* Check your understanding
**1)** Transcribe the stretch from "Which role is" through "agent deployment settings." in the study notes on Microsoft 365 agent access below.
**2)** For the study notes on Microsoft 365 agent access below, decide whether each statement agrees with the notes. Answer yes or no, and quote the deciding words.
(a) The notes advise favoring individual assignment over group-based assignment.
(b) Among the use cases, the IT helpdesk agent is open to all employees.
(c) Practice question 3 gives Global Administrator as its answer.
**3)** Take the study notes on Microsoft 365 agent access below further, continuing them from the point where they stop.

* Text segment
4. Governance best practices

To securely manage agent access:

  • Use least privilege access (only necessary users/groups)
  • Prefer group-based assignment over individual assignment
  • Regularly review agent usage and permissions
  • Restrict sensitive agents to controlled departments
  • Monitor access logs for unusual activity
  • Align with Microsoft Purview policies where applicable

5. Common use cases

  • HR agent accessible only to HR staff
  • IT helpdesk agent available to all employees
  • Finance reporting agent restricted to finance team
  • Executive summary agent limited to leadership group

6. Key exam takeaway

For AB-900, remember:

  • Agent access is primarily controlled through Entra ID groups, roles, and policies
  • Access can be tenant-wide or scoped
  • Security is enforced through RBAC and Conditional Access
  • Governance ensures agents are only available to the appropriate users

Practice Exam Questions (10)

1.

What is the most common method used to manage user access to Microsoft 365 agents at scale?

A. Individual user assignment
B. Local device policies
C. Entra ID group-based assignment
D. DNS configuration

Answer: C
Explanation: Entra ID group-based assignment is the scalable and recommended way to manage agent access.


2.

Which configuration limits an agent to only HR department users?

A. Tenant-wide publishing
B. Scoped group assignment
C. Public sharing link
D. Guest user activation

Answer: B
Explanation: Scoped assignment using groups restricts access to specific departments like HR.


3.

Which role is typically required to manage Copilot or agent deployment settings?

A. SharePoint Site Owner
B. Global Administrator
C. Teams Guest User
D. Exchange Recipient User

Answer: B
Explanation: Global Administrators (or similar privileged roles) manage high-level agent deployment settings.


4.

What is the purpose of Conditional Access in relation to agent usage?

A. To increase storage capacity
B. To control data indexing speed
C. To enforce security requirements before access
D. To create new agents automatically

Answer: C
Explanation: Conditional Access ensures users meet security conditions like MFA or device compliance.


5.

What happens when a user is removed from an Entra ID group assigned to an agent?

* Source data
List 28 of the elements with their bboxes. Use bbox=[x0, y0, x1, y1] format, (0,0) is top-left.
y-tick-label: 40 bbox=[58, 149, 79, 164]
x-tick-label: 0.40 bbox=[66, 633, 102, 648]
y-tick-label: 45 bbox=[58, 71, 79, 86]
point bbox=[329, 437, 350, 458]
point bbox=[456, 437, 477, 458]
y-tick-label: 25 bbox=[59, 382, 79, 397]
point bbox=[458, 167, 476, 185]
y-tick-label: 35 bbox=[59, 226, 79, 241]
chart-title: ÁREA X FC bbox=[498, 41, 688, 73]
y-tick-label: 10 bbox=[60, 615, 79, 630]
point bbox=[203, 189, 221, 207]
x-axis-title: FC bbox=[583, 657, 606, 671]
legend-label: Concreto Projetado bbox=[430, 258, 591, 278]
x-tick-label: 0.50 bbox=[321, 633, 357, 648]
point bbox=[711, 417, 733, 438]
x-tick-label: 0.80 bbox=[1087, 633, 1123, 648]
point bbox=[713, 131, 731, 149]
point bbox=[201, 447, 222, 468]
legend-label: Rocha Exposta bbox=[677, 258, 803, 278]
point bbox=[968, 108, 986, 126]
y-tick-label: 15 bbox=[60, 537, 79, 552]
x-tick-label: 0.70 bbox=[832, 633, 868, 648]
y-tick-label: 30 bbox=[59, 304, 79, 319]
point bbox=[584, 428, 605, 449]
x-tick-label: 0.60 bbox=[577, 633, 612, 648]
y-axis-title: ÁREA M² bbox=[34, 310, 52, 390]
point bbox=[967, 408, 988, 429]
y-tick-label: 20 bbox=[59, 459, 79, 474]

* Task-by-task results
**1)**
Which role is typically required to manage Copilot or agent deployment settings?

A. SharePoint Site Owner
B. Global Administrator
C. Teams Guest User
D. Exchange Recipient User

Answer: B
Explanation: Global Administrators (or similar privileged roles) manage high-level agent deployment settings.

**2)**
(a) No: "Prefer group-based assignment over individual assignment"
(b) Yes: "IT helpdesk agent available to all employees"
(c) Yes: "Explanation: Global Administrators (or similar privileged roles) manage high-level agent deployment settings."

**3)**
A. They retain permanent access
B. Their access is automatically revoked
C. The agent is deleted
D. The entire tenant loses access

Answer: B
Explanation: Group membership changes immediately affect access to assigned resources, including agents.


6.

Which access model makes an agent available to all licensed users in a tenant?

A. Scoped access
B. Tenant-wide access
C. External sharing mode
D. Device-based access

Answer: B
Explanation: Tenant-wide access allows all licensed users to use the agent.


7.

Which control helps restrict what data an agent can access?

A. Network firewall rules
B. Permission scopes and Graph permissions
C. Printer access policies
D. Windows registry settings

Answer: B
Explanation: Permission scopes define what data and services an agent can access.


8.

What is a key benefit of using group-based access for agents?

A. It disables auditing
B. It simplifies scalable management
C. It removes the need for authentication
D. It bypasses licensing requirements

Answer: B
Explanation: Group-based access simplifies administration, especially in large organizations.


9.

Which scenario best describes proper agent governance?

A. All users can create unrestricted agents
B. Agents are available without authentication
C. Sensitive agents are limited to specific departments
D. Agents bypass compliance policies

Answer: C
Explanation: Sensitive agents should be restricted to appropriate departments for security and compliance.


10.

What is a recommended best practice when configuring access to agents?

A. Assign access individually to each user
B. Use least privilege access principles
C. Allow anonymous access by default
D. Disable group usage entirely

Answer: B
Explanation: Least privilege ensures users only get the access they need, improving security and governance.